* **DIRECTION**: Transcribe the lines of the records starting with the one that has "Output the text content of this document." in it and ending with the last, and transcribe nothing else.

* **RECORDS TO USE**:
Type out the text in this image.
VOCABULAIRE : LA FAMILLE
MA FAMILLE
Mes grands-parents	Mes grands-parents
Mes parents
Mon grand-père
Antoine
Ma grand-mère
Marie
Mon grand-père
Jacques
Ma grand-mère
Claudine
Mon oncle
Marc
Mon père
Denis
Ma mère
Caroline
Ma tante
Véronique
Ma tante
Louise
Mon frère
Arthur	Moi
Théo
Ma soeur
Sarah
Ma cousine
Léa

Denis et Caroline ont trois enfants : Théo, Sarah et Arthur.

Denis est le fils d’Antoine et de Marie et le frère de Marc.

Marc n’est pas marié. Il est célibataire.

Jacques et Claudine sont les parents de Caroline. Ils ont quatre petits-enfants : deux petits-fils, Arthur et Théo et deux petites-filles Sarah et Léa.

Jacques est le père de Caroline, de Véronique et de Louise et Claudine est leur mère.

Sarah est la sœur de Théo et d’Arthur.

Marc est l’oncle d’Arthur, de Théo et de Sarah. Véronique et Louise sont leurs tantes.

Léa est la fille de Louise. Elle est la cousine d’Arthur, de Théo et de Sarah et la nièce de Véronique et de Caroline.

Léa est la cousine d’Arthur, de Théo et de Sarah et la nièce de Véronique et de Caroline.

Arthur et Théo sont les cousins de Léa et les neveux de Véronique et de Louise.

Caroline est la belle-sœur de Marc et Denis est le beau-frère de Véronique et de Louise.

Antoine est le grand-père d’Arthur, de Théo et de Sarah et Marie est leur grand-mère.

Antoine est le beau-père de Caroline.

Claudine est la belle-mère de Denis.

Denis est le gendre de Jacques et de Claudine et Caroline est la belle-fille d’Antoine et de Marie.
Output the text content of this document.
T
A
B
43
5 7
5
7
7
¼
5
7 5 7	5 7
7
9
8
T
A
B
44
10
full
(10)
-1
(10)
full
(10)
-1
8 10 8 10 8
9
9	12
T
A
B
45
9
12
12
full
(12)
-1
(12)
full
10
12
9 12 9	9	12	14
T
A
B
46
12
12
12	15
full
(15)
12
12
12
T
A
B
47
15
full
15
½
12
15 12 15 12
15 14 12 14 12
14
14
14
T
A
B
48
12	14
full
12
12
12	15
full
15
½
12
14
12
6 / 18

* **WRITTEN ANSWER**:
Output the text content of this document.
T
A
B
43
5 7
5
7
7
¼
5
7 5 7	5 7
7
9
8
T
A
B
44
10
full
(10)
-1
(10)
full
(10)
-1
8 10 8 10 8
9
9	12
T
A
B
45
9
12
12
full
(12)
-1
(12)
full
10
12
9 12 9	9	12	14
T
A
B
46
12
12
12	15
full
(15)
12
12
12
T
A
B
47
15
full
15
½
12
15 12 15 12
15 14 12 14 12
14
14
14
T
A
B
48
12	14
full
12
12
12	15
full
15
½
12
14
12
6 / 18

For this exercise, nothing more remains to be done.